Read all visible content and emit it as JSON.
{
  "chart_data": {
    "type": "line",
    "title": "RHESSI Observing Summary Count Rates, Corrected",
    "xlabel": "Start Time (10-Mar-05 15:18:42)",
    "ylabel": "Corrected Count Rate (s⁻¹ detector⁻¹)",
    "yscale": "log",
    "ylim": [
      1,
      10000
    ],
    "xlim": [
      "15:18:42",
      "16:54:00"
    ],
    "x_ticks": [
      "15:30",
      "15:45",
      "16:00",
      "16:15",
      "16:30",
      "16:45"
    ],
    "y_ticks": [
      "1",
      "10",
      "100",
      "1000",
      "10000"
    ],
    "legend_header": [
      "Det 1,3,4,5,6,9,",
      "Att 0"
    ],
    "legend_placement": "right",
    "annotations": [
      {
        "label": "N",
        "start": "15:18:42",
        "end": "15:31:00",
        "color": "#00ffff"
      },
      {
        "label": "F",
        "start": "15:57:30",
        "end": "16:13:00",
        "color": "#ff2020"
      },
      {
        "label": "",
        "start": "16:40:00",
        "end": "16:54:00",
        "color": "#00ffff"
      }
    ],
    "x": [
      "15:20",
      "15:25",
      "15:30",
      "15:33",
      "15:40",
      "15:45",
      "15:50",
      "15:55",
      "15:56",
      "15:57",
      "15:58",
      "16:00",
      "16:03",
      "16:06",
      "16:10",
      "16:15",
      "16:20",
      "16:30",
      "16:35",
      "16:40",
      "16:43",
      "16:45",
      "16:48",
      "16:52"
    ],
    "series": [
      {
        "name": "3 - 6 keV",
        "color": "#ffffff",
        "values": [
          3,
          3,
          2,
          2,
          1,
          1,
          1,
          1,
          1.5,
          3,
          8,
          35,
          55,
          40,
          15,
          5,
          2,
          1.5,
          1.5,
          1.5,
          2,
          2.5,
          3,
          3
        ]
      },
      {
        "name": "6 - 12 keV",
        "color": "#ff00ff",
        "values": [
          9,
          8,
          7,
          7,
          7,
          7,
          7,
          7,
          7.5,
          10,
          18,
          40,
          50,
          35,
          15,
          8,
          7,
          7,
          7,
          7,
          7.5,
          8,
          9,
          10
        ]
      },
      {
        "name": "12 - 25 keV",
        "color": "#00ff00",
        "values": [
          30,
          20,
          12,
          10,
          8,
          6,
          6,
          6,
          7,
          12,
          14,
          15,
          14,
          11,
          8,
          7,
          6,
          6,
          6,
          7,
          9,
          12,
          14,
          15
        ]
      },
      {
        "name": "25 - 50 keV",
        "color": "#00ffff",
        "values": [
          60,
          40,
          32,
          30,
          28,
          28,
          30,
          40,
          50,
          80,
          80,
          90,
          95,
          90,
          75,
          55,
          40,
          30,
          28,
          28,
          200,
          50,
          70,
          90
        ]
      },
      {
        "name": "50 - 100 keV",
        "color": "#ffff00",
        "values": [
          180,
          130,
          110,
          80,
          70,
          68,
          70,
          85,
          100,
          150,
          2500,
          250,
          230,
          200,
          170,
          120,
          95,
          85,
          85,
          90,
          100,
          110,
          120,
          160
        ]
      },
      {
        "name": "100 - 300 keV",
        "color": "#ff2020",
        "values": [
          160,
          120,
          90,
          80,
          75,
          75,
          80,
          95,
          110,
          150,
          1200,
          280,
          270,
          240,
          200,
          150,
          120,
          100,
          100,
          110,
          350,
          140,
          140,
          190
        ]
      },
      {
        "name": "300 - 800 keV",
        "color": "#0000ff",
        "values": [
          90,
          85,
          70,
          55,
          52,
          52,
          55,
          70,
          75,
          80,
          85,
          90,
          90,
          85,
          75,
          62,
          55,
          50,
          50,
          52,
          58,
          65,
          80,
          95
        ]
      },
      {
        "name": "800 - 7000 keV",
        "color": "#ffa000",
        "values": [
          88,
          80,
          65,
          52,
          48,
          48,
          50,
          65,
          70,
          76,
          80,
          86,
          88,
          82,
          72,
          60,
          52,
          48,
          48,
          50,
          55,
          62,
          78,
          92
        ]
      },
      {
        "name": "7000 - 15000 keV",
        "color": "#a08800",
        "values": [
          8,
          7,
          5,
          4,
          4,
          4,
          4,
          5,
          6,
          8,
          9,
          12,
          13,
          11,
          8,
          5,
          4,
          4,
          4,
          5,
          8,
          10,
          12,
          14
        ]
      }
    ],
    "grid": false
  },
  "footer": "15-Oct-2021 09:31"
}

****

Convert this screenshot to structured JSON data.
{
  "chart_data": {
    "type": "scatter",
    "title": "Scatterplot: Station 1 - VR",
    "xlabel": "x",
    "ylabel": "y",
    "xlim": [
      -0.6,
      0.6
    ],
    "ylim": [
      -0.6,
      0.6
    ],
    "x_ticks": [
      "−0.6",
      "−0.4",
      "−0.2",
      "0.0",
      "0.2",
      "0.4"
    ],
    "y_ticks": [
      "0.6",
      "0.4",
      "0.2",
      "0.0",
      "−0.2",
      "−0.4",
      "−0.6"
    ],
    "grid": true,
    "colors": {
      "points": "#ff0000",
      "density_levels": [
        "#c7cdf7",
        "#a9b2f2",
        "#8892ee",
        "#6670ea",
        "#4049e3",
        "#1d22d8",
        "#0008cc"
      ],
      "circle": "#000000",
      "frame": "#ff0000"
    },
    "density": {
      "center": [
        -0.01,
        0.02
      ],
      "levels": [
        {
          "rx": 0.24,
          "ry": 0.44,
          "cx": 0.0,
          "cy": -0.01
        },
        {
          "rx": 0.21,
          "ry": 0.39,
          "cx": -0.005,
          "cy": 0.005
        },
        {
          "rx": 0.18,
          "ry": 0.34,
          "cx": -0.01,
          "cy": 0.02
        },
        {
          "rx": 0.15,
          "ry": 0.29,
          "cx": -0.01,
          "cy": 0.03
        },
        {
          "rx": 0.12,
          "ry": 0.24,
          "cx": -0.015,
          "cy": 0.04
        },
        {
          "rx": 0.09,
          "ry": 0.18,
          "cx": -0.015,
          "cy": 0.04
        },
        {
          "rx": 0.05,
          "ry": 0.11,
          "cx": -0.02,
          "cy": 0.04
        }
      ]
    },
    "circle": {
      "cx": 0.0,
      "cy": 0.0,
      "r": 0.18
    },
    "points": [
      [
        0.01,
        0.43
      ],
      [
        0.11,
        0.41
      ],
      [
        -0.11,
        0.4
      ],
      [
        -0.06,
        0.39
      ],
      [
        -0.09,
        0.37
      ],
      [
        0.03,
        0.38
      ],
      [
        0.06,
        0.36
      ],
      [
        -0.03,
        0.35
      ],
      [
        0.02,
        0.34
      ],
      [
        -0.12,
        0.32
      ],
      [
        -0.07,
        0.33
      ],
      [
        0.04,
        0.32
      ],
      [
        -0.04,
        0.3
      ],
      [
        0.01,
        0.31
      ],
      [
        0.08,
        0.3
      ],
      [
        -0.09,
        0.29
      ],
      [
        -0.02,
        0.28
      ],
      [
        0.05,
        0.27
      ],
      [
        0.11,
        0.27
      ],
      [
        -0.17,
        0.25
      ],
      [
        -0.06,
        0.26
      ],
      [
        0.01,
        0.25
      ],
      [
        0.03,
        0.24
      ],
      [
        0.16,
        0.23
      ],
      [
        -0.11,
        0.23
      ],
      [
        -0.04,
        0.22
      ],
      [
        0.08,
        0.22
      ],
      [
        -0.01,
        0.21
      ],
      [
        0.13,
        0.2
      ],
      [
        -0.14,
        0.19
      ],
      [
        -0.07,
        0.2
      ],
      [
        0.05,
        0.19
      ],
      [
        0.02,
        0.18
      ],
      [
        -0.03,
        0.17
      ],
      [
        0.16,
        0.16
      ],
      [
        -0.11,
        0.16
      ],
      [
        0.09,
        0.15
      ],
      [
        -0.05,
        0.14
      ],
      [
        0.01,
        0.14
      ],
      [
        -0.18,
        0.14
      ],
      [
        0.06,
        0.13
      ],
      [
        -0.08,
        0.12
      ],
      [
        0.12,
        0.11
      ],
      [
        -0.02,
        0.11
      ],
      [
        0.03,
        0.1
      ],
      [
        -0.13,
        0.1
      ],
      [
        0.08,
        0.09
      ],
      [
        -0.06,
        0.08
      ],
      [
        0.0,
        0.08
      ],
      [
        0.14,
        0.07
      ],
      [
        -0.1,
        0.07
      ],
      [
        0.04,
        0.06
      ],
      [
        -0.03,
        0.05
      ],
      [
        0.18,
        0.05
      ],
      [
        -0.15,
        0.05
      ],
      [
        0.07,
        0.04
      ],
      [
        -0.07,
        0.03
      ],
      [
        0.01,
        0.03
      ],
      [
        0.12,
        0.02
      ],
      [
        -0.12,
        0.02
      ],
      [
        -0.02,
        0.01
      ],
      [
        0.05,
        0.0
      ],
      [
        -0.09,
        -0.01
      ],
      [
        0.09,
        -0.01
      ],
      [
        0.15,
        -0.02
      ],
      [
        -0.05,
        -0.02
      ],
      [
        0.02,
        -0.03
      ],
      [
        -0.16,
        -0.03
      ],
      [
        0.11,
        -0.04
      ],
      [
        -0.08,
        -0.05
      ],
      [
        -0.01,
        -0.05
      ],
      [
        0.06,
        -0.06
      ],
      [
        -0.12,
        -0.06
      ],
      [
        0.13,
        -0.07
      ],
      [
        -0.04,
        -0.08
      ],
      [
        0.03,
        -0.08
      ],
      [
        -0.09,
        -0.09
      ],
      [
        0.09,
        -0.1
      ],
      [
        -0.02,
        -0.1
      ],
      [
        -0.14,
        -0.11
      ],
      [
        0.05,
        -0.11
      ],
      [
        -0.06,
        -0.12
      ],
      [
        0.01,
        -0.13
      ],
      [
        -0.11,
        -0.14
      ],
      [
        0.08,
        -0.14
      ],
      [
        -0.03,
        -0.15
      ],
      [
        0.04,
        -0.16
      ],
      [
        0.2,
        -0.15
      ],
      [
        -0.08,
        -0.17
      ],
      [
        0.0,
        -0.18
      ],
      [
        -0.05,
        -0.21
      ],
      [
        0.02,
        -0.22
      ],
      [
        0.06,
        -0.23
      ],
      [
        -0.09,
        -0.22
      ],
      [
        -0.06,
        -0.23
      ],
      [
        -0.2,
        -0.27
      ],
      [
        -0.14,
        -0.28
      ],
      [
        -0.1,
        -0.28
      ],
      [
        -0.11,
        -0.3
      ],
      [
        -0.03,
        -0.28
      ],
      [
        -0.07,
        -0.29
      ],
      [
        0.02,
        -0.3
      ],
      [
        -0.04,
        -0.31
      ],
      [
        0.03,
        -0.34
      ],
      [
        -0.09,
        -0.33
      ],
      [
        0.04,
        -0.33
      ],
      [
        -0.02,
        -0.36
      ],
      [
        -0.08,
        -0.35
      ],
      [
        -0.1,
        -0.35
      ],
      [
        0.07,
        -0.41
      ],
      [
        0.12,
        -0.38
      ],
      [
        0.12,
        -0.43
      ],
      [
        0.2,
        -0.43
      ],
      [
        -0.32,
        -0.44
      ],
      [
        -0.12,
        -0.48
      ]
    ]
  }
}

****

◆ **What is asked**:
Gather each line in these records that contains the string "xlabel".

◆ **Full solution**:
    "xlabel": "Start Time (10-Mar-05 15:18:42)",
    "xlabel": "x",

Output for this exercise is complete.